→ Challenge:
Extend the blog post on John Negroponte's tenure as ambassador to Honduras, writing the next part after its final sentence.

→ Selected passage:
-----

Thursday, March 2, 2006

Honduras - Negroponte - Iraq

It seems silly, I know, to point at the current administration and try and point out the similarities to the past and the ways that they have failed, continuously, to learn from the mistakes of the past. In this situation I point to the decision to appoint Mr. John Negroponte the head of all of our intelligence organizations as the Director of National Intelligence. To begin, such an organization in itself rings a little to close to any centralized intelligence agency that handles all foreign and domestic issues on terror, counter-terror and espionage seen in totalitarian states, but I (as usual) am going to skim over that issue and move onto my points about the man.

Negroponte was the U.S. ambassador to Honduras during the Regan administration. The previous Ambassador, Jack Binns, was appointed by Jimmy Carter and had made innumerable complaints regarding the Human Rights violations that occurred in that nation perpetrated by the Honduran military. Not only did Negroponte deny being told of such violations, or observing them, he was accused by the Honduras Commission on Human Right of human right violations and he oversaw the growth of military aid to Honduras from $4 million to $77.4 million a year. An article published in 1995, went over the various accusations that were thrown towards Negroponte. It states that Mr. Negroponte was informed that; "GOH [Government of Honduras] security forces have begun to resort to extralegal tactics -- disappearances and, apparently, physical eliminations ` to control a perceived subversive threat," and that “a Honduran army intelligence unit, trained by the CIA, was stalking, kidnapping, torturing and killing suspected subversives.” A long list of abuses was apparently shown to Mr. Negroponte, and he apparently ignored by the ambassador and to order a cover up; ”Rick Chidester, then a junior political officer in the U.S. Embassy in Tegucigalpa, told The Sun that he compiled substantial evidence of abuses by the Honduran military in 1982, but was ordered to delete most of it from the annual human rights report prepared for the State Department to deliver to Congress.” Why was this happening? Well, had Congress known of the actual occurrences in Honduras, they would have stopped payment of the aide to Honduras under the Foreign Assistance Act which prohibits military aid to a government engaging, “in a consistent pattern of gross violations of internationally recognized human rights."

-----

→ Data records:

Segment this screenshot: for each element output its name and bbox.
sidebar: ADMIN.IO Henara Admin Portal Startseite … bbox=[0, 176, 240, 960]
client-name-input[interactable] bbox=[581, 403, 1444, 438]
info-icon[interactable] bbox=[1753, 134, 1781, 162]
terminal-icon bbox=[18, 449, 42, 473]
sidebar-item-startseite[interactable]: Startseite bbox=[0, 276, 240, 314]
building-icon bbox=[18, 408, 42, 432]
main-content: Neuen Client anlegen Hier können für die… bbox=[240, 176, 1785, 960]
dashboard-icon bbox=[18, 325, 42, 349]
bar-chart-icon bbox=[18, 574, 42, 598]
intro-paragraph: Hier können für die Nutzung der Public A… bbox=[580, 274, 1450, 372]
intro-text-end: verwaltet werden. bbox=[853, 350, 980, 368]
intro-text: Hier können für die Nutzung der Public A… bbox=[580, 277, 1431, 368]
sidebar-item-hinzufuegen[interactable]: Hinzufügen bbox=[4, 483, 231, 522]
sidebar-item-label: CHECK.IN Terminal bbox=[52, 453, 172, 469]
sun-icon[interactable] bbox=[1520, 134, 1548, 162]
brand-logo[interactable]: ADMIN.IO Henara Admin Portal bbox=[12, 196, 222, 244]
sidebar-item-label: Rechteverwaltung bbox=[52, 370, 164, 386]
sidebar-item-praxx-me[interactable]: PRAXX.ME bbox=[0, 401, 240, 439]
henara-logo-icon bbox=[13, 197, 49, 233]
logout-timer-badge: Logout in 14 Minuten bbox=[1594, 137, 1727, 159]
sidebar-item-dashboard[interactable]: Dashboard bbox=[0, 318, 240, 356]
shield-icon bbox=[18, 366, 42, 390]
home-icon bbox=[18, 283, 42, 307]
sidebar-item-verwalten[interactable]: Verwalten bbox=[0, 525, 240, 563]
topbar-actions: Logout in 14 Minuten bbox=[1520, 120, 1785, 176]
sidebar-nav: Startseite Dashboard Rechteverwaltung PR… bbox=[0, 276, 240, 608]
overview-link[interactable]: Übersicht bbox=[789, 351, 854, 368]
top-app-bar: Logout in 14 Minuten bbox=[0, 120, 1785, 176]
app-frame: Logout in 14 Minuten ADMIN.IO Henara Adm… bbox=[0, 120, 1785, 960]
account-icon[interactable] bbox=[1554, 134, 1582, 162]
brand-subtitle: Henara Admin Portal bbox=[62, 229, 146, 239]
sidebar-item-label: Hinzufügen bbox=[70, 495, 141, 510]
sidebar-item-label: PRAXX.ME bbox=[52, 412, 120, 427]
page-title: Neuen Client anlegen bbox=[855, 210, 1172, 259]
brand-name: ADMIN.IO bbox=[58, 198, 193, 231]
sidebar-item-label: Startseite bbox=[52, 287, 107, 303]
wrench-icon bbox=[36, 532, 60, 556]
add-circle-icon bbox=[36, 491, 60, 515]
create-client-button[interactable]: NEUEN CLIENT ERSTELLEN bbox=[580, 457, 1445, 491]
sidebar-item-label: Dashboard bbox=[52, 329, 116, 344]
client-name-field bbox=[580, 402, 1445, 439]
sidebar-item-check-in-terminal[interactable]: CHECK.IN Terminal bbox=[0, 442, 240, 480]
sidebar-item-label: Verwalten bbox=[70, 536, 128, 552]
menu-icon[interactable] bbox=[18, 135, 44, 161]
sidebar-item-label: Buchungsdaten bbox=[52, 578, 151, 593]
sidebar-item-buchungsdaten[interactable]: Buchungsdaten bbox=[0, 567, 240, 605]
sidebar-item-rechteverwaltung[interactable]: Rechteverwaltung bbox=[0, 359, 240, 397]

-----

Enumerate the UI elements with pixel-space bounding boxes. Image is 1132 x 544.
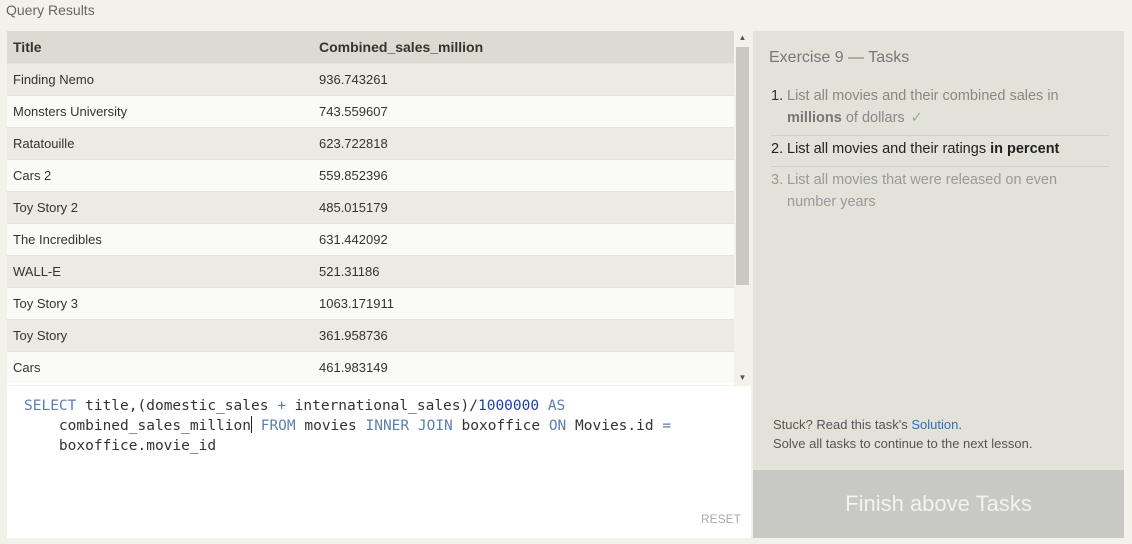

-----

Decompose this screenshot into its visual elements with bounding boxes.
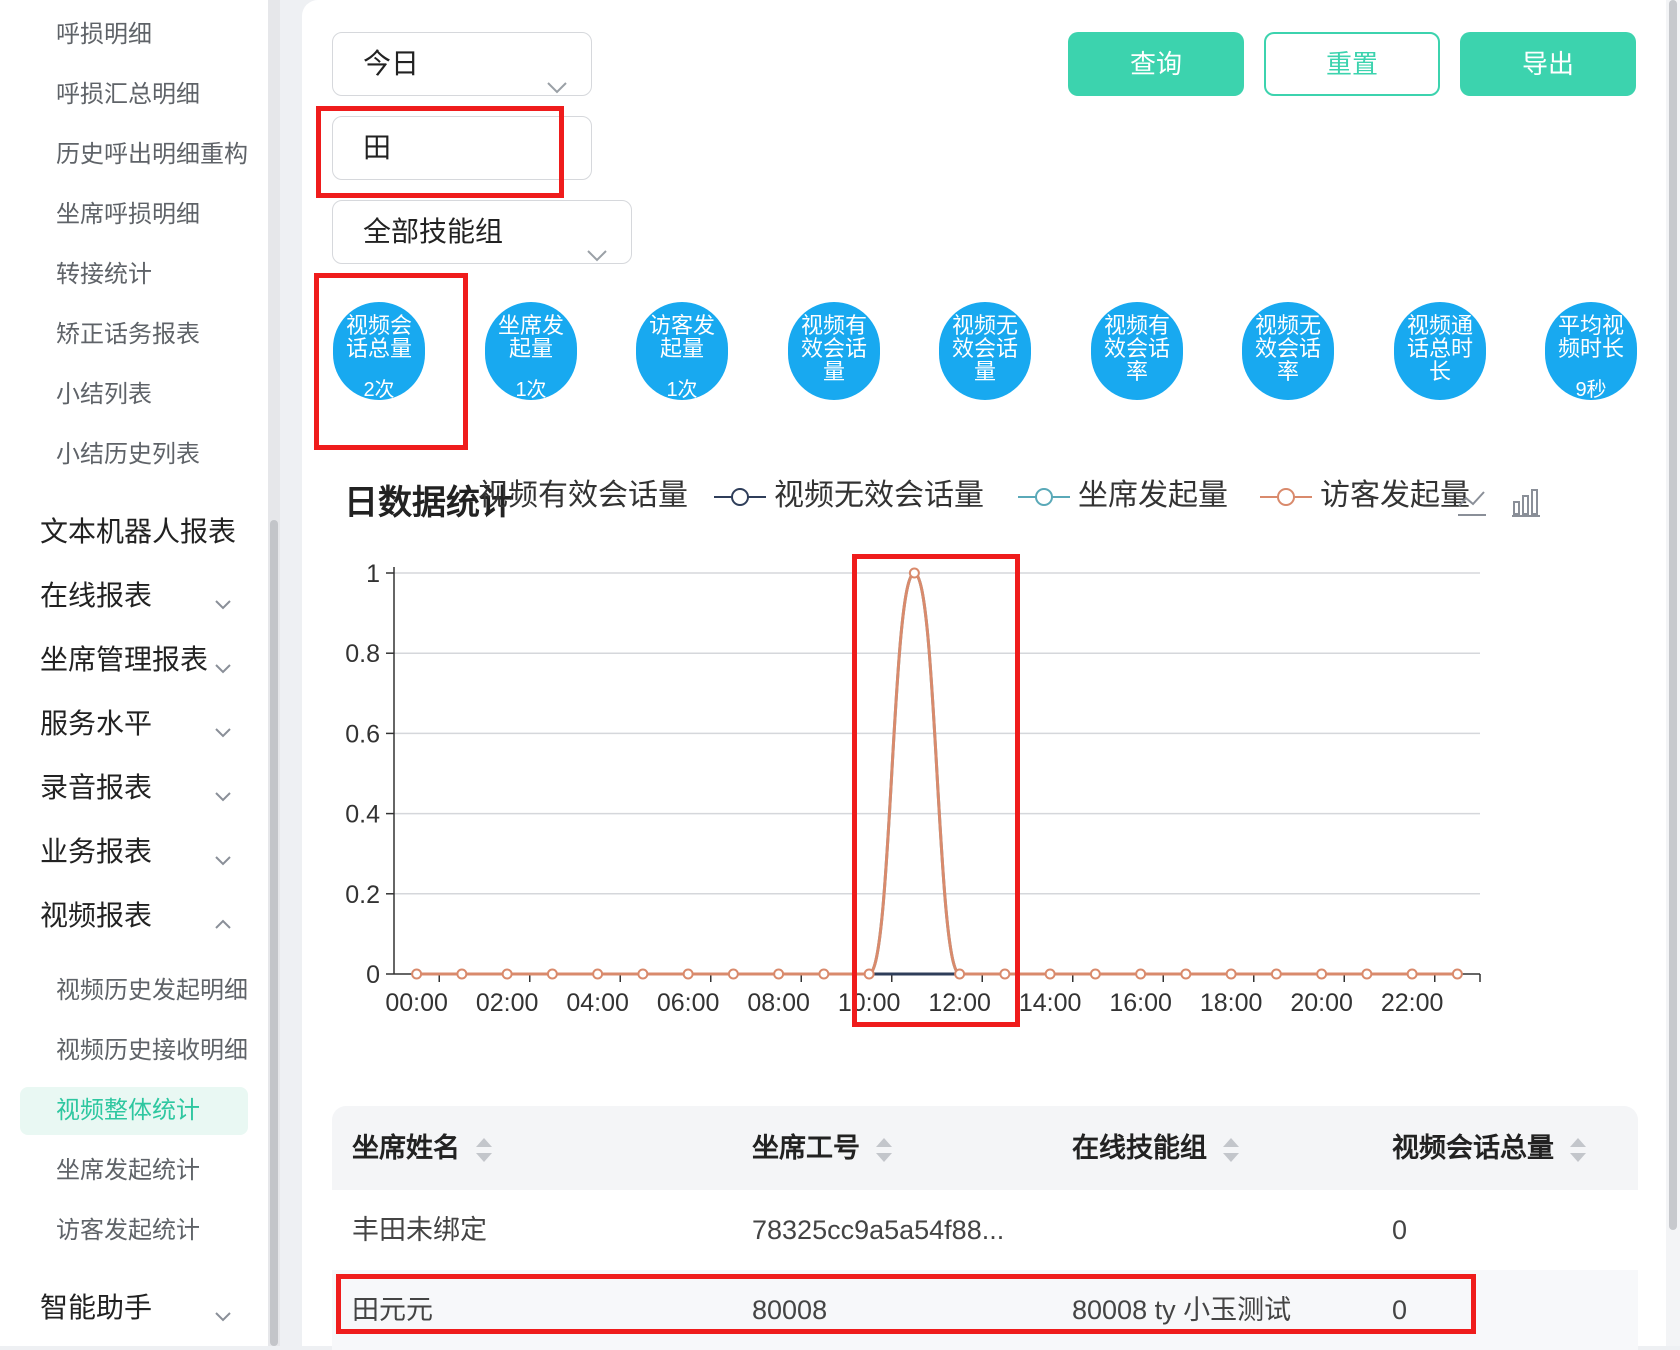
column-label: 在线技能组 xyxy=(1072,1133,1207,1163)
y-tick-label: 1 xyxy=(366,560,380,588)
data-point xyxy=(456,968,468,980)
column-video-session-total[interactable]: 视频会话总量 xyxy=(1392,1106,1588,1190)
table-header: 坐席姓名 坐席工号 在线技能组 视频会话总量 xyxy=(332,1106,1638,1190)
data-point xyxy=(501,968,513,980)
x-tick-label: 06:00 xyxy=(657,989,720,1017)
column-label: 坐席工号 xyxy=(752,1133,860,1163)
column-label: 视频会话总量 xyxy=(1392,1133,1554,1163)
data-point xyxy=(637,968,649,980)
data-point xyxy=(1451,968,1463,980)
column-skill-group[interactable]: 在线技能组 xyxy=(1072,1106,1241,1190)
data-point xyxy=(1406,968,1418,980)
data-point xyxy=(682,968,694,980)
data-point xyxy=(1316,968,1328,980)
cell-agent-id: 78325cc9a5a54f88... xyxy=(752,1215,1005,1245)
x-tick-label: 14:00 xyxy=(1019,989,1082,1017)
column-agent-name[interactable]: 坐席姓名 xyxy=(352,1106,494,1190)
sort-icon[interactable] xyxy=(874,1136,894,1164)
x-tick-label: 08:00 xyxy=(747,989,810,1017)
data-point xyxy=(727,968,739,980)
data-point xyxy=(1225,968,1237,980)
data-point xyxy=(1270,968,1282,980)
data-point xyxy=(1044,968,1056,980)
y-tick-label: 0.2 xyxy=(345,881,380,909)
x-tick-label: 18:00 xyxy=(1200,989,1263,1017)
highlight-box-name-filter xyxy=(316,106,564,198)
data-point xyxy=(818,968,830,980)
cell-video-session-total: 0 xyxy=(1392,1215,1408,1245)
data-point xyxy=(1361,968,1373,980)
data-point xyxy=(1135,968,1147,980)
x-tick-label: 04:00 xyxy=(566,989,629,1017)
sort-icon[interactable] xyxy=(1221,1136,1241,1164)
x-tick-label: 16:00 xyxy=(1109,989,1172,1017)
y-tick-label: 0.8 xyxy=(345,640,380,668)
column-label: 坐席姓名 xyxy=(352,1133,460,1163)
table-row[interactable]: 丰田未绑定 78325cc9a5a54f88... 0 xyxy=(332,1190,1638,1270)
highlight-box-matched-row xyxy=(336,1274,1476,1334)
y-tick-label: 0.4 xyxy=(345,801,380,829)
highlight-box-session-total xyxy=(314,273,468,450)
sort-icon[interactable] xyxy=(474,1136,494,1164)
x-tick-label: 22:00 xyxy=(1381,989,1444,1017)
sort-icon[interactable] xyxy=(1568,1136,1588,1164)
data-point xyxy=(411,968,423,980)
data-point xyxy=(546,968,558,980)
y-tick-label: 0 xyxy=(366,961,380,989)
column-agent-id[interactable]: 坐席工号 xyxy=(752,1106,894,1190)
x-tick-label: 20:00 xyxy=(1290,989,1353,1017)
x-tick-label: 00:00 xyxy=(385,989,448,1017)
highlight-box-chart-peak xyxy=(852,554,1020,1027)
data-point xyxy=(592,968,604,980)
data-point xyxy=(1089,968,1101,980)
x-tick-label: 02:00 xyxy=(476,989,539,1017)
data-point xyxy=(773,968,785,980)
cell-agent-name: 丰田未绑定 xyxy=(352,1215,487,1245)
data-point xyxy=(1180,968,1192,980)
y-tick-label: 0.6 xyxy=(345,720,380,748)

-----

→ Response:
Why would Mr. Negroponte not want funding to stop to Honduras? Because of Nicaragua. During the Reagan administration, Negroponte was a U.S. ambassador involved in helping rebels in Nicaragua; the words “Iran-Contra Scandal” come to mind. Honduras was the staging ground and base camp for Regan’s attempt to battle south and central American Communism. The problem with Nicaragua, was similar to many countries in the area. They were communist. So the Regan administration decided to start a “war” against them by funding rebels. This was against the Leftist Marxist political group known as the Sandinistas, the rebels were from the remaining from the Somoza family government known as the Contras (meaning against in Spanish). The Sandinista movement was the main opposition group against the dictatorship of the Somoza government that won power in a civil war in 1979. Somoza, popularly known as "Tacho," amended the Constitution to centralize all power in his hands. Was the country communist? Not really. They created a “Junta” (Council) of National Reconstruction, to begin the task of establishing a new government, which was made up of five members and while the majority were Marxist, there were different ideologies represented; no one wanted annother dictatorship like the Somoza family had instituted. Also, in contrast to the Cuban revolution, the Sandinista government practised political pluralism throughout its time in power. A broad range of new political parties emerged that had not been allowed under Somoza. According to someone at wikipedia;

“One of the most notable successes of the revolution was the literacy campaign, which saw teachers flood the countryside. Within six months, half a million people had been taught to read, bringing the national illiteracy rate down from over 50 per cent to just under 13 per cent.”

They also held free and open, national elections where the FSLN won 61 out of 90 seats not including president and vice president.

So why did Regan hate Nicaragua? In 1981, U.S. President Ronald Reagan condemned the FSLN for joining with Cuba in supporting Marxist revolutionary movements in other Latin American countries. I am not going to say that it was Regan who authorised the CIA to begin financing, arming and traing the Contra’s, but somehow it happened and there are ties to America, and to the military of Honduras while Mr. Negroponte was the Ambassador there.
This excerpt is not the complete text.